**TASK DIRECTIONS:** In the material below, list every line carrying the string "role".

--- START OF INFORMATION SHOWN ---

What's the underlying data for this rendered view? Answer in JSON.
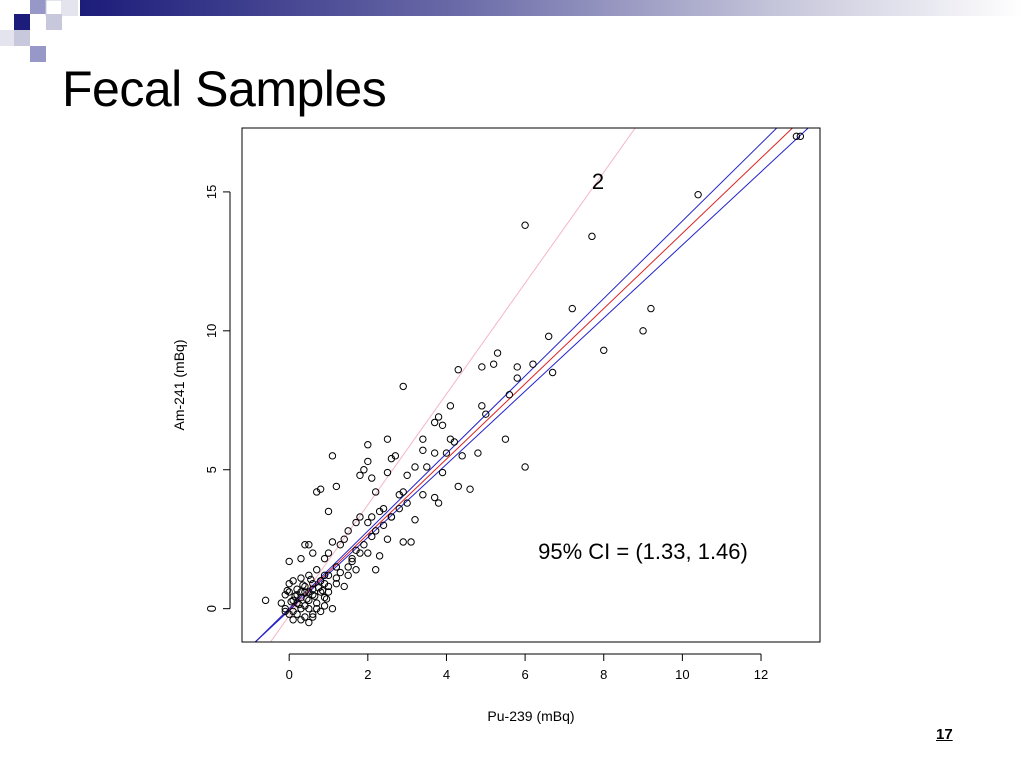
{
  "slide": {
    "title": "Fecal Samples",
    "page_number": "17",
    "colors": {
      "title_bar_dark": "#1c1c7a",
      "title_bar_light": "#c8c8dc"
    }
  },
  "chart_data": {
    "type": "scatter",
    "title": "",
    "xlabel": "Pu-239 (mBq)",
    "ylabel": "Am-241 (mBq)",
    "xlim": [
      -1.2,
      13.5
    ],
    "ylim": [
      -1.2,
      17.3
    ],
    "xticks": [
      0,
      2,
      4,
      6,
      8,
      10,
      12
    ],
    "yticks": [
      0,
      5,
      10,
      15
    ],
    "grid": false,
    "annotations": [
      {
        "text": "2",
        "x": 7.9,
        "y": 15.8
      },
      {
        "text": "95% CI = (1.33, 1.46)",
        "x": 8.0,
        "y": 2.1
      }
    ],
    "lines": [
      {
        "role": "fit",
        "color": "#dd2222",
        "x": [
          -0.9,
          12.8
        ],
        "y": [
          -1.25,
          17.3
        ]
      },
      {
        "role": "ci-upper",
        "color": "#2222cc",
        "x": [
          -0.9,
          12.4
        ],
        "y": [
          -1.25,
          17.3
        ]
      },
      {
        "role": "ci-lower",
        "color": "#2222cc",
        "x": [
          -0.9,
          13.2
        ],
        "y": [
          -1.25,
          17.3
        ]
      },
      {
        "role": "reference",
        "color": "#f4b6c4",
        "x": [
          -0.5,
          8.8
        ],
        "y": [
          -1.25,
          17.3
        ]
      }
    ],
    "points_color": "#000000",
    "points": [
      [
        12.9,
        17.0
      ],
      [
        13.0,
        17.0
      ],
      [
        10.4,
        14.9
      ],
      [
        6.0,
        13.8
      ],
      [
        7.7,
        13.4
      ],
      [
        7.2,
        10.8
      ],
      [
        9.2,
        10.8
      ],
      [
        9.0,
        10.0
      ],
      [
        8.0,
        9.3
      ],
      [
        6.6,
        9.8
      ],
      [
        5.3,
        9.2
      ],
      [
        5.2,
        8.8
      ],
      [
        4.9,
        8.7
      ],
      [
        5.8,
        8.7
      ],
      [
        6.2,
        8.8
      ],
      [
        5.8,
        8.3
      ],
      [
        6.7,
        8.5
      ],
      [
        4.3,
        8.6
      ],
      [
        2.9,
        8.0
      ],
      [
        5.6,
        7.7
      ],
      [
        4.9,
        7.3
      ],
      [
        5.0,
        7.0
      ],
      [
        4.1,
        7.3
      ],
      [
        3.8,
        6.9
      ],
      [
        3.7,
        6.7
      ],
      [
        3.9,
        6.6
      ],
      [
        4.1,
        6.1
      ],
      [
        4.2,
        6.0
      ],
      [
        3.4,
        6.1
      ],
      [
        2.5,
        6.1
      ],
      [
        2.0,
        5.9
      ],
      [
        5.5,
        6.1
      ],
      [
        4.0,
        5.6
      ],
      [
        4.4,
        5.5
      ],
      [
        4.8,
        5.6
      ],
      [
        3.7,
        5.6
      ],
      [
        3.4,
        5.7
      ],
      [
        2.7,
        5.5
      ],
      [
        2.6,
        5.4
      ],
      [
        2.0,
        5.3
      ],
      [
        1.1,
        5.5
      ],
      [
        6.0,
        5.1
      ],
      [
        3.2,
        5.1
      ],
      [
        3.5,
        5.1
      ],
      [
        3.9,
        4.9
      ],
      [
        3.0,
        4.8
      ],
      [
        2.5,
        4.9
      ],
      [
        1.9,
        5.0
      ],
      [
        1.8,
        4.8
      ],
      [
        2.1,
        4.7
      ],
      [
        4.3,
        4.4
      ],
      [
        4.6,
        4.3
      ],
      [
        3.4,
        4.1
      ],
      [
        3.7,
        4.0
      ],
      [
        3.8,
        3.8
      ],
      [
        2.8,
        4.1
      ],
      [
        2.9,
        4.2
      ],
      [
        2.2,
        4.2
      ],
      [
        1.2,
        4.4
      ],
      [
        0.8,
        4.3
      ],
      [
        0.7,
        4.2
      ],
      [
        3.2,
        3.2
      ],
      [
        2.4,
        3.6
      ],
      [
        2.3,
        3.5
      ],
      [
        2.1,
        3.3
      ],
      [
        2.0,
        3.1
      ],
      [
        1.7,
        3.1
      ],
      [
        1.8,
        3.3
      ],
      [
        1.0,
        3.5
      ],
      [
        2.6,
        3.3
      ],
      [
        2.9,
        2.4
      ],
      [
        3.1,
        2.4
      ],
      [
        2.5,
        2.5
      ],
      [
        2.3,
        1.9
      ],
      [
        2.0,
        2.0
      ],
      [
        1.7,
        2.1
      ],
      [
        1.5,
        2.8
      ],
      [
        1.4,
        2.5
      ],
      [
        1.3,
        2.3
      ],
      [
        1.1,
        2.4
      ],
      [
        1.0,
        2.0
      ],
      [
        0.9,
        1.8
      ],
      [
        0.6,
        2.0
      ],
      [
        0.5,
        2.3
      ],
      [
        0.4,
        2.3
      ],
      [
        0.3,
        1.8
      ],
      [
        0.0,
        1.7
      ],
      [
        1.6,
        1.7
      ],
      [
        1.7,
        1.4
      ],
      [
        2.2,
        1.4
      ],
      [
        1.5,
        1.2
      ],
      [
        1.2,
        1.1
      ],
      [
        0.9,
        1.2
      ],
      [
        0.7,
        1.4
      ],
      [
        0.5,
        1.2
      ],
      [
        0.3,
        1.1
      ],
      [
        0.1,
        1.0
      ],
      [
        1.0,
        0.8
      ],
      [
        1.4,
        0.8
      ],
      [
        0.8,
        0.6
      ],
      [
        0.6,
        0.7
      ],
      [
        0.4,
        0.8
      ],
      [
        0.2,
        0.7
      ],
      [
        0.0,
        0.6
      ],
      [
        -0.1,
        0.5
      ],
      [
        -0.6,
        0.3
      ],
      [
        0.1,
        0.3
      ],
      [
        0.3,
        0.4
      ],
      [
        0.5,
        0.3
      ],
      [
        0.7,
        0.2
      ],
      [
        0.9,
        0.1
      ],
      [
        1.1,
        0.0
      ],
      [
        0.8,
        -0.1
      ],
      [
        0.6,
        -0.2
      ],
      [
        0.4,
        -0.3
      ],
      [
        0.2,
        -0.2
      ],
      [
        0.0,
        -0.2
      ],
      [
        -0.1,
        0.0
      ],
      [
        0.3,
        0.0
      ],
      [
        0.5,
        0.0
      ],
      [
        0.7,
        0.0
      ],
      [
        0.2,
        0.5
      ],
      [
        0.4,
        0.6
      ],
      [
        0.6,
        0.5
      ],
      [
        0.1,
        -0.4
      ],
      [
        0.3,
        -0.4
      ],
      [
        0.5,
        -0.5
      ],
      [
        0.6,
        -0.3
      ],
      [
        0.9,
        0.4
      ],
      [
        1.0,
        0.6
      ],
      [
        1.2,
        0.9
      ],
      [
        1.3,
        1.3
      ],
      [
        1.5,
        1.5
      ],
      [
        1.6,
        1.8
      ],
      [
        1.8,
        2.0
      ],
      [
        1.9,
        2.3
      ],
      [
        2.1,
        2.6
      ],
      [
        2.2,
        2.8
      ],
      [
        2.4,
        3.0
      ],
      [
        2.6,
        3.3
      ],
      [
        2.8,
        3.6
      ],
      [
        3.0,
        3.8
      ],
      [
        -0.2,
        0.2
      ],
      [
        0.0,
        0.9
      ],
      [
        0.2,
        0.2
      ],
      [
        0.4,
        0.1
      ],
      [
        0.6,
        0.9
      ],
      [
        0.8,
        1.0
      ],
      [
        1.0,
        1.2
      ],
      [
        0.9,
        0.9
      ],
      [
        1.2,
        1.5
      ],
      [
        0.3,
        0.6
      ],
      [
        0.5,
        0.6
      ],
      [
        0.1,
        -0.1
      ],
      [
        -0.1,
        -0.1
      ],
      [
        0.25,
        0.15
      ],
      [
        0.45,
        0.35
      ],
      [
        0.65,
        0.45
      ],
      [
        0.85,
        0.65
      ],
      [
        0.35,
        0.85
      ],
      [
        0.55,
        1.05
      ],
      [
        0.15,
        0.45
      ],
      [
        0.75,
        0.75
      ],
      [
        0.95,
        0.35
      ],
      [
        0.05,
        0.25
      ],
      [
        -0.05,
        0.65
      ]
    ]
  }
}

--- END OF INFORMATION SHOWN ---

**FULL RESPONSE:**
        "role": "fit",
        "role": "ci-upper",
        "role": "ci-lower",
        "role": "reference",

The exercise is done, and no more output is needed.